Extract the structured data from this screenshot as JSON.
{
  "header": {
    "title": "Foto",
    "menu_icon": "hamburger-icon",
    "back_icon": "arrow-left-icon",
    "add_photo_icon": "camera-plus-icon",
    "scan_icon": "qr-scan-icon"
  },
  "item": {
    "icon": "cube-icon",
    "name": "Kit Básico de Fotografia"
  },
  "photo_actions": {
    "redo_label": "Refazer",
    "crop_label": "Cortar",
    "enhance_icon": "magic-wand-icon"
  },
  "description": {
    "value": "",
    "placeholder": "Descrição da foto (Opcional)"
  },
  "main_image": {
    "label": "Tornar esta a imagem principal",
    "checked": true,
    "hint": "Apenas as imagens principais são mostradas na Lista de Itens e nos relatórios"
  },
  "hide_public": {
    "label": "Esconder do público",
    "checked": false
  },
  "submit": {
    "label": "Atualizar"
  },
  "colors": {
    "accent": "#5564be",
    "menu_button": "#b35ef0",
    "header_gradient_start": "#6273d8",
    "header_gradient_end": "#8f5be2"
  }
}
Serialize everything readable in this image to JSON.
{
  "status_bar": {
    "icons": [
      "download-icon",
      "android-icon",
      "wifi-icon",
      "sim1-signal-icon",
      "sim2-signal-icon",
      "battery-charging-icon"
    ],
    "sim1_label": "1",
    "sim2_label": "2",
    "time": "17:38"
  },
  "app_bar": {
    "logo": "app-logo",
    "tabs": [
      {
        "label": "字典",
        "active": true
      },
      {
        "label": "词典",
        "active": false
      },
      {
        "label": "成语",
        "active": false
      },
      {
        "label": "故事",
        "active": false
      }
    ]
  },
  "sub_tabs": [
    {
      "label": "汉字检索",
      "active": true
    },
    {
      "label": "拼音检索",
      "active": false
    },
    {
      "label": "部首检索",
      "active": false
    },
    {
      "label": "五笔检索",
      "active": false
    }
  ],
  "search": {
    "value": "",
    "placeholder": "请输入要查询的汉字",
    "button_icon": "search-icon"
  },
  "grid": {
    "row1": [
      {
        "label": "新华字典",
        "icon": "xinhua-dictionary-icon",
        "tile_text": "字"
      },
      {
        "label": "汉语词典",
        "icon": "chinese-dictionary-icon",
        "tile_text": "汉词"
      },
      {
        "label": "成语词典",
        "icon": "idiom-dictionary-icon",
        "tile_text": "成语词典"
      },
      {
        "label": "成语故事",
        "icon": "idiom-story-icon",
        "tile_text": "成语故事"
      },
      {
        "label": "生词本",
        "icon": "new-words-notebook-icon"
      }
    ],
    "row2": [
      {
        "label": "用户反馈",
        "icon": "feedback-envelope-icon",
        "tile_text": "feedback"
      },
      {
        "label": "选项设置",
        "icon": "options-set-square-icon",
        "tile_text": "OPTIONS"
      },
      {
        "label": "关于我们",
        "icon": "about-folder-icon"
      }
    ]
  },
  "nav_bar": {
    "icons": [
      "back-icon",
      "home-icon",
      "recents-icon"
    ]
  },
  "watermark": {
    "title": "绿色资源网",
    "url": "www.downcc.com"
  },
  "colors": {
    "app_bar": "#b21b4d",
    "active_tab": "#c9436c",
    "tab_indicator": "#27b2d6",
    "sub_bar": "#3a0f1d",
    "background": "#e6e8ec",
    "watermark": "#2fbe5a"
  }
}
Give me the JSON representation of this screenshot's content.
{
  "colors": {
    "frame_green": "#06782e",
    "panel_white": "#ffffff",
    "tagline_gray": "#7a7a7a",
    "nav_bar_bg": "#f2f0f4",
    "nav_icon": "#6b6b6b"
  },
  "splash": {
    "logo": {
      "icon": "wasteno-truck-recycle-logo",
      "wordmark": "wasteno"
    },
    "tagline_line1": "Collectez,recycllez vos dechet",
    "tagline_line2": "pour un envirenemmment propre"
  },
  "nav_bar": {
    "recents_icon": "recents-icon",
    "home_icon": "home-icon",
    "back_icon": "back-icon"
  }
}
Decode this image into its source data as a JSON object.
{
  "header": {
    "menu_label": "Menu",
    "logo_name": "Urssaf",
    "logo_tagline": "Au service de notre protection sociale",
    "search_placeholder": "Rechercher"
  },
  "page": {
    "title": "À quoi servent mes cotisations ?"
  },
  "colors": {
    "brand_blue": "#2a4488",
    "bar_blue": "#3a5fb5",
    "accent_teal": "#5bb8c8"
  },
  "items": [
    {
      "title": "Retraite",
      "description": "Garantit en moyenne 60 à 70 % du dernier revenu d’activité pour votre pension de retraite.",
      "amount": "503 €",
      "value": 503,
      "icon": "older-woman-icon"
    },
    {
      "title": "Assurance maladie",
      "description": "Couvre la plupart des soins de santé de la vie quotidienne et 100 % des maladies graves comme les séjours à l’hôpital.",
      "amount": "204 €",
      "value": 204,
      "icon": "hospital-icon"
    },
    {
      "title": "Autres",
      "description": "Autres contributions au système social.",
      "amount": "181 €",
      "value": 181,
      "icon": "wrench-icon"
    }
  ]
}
◆ ◆ ◆ ◆ ◆ ◆ ◆
_Do this_
Extract every line from the one containing "Decode this image" to the end of the entries, including both of those lines, exactly as given and with nothing added.

_Task answer_
Decode this image into its source data as a JSON object.
{
  "header": {
    "menu_label": "Menu",
    "logo_name": "Urssaf",
    "logo_tagline": "Au service de notre protection sociale",
    "search_placeholder": "Rechercher"
  },
  "page": {
    "title": "À quoi servent mes cotisations ?"
  },
  "colors": {
    "brand_blue": "#2a4488",
    "bar_blue": "#3a5fb5",
    "accent_teal": "#5bb8c8"
  },
  "items": [
    {
      "title": "Retraite",
      "description": "Garantit en moyenne 60 à 70 % du dernier revenu d’activité pour votre pension de retraite.",
      "amount": "503 €",
      "value": 503,
      "icon": "older-woman-icon"
    },
    {
      "title": "Assurance maladie",
      "description": "Couvre la plupart des soins de santé de la vie quotidienne et 100 % des maladies graves comme les séjours à l’hôpital.",
      "amount": "204 €",
      "value": 204,
      "icon": "hospital-icon"
    },
    {
      "title": "Autres",
      "description": "Autres contributions au système social.",
      "amount": "181 €",
      "value": 181,
      "icon": "wrench-icon"
    }
  ]
}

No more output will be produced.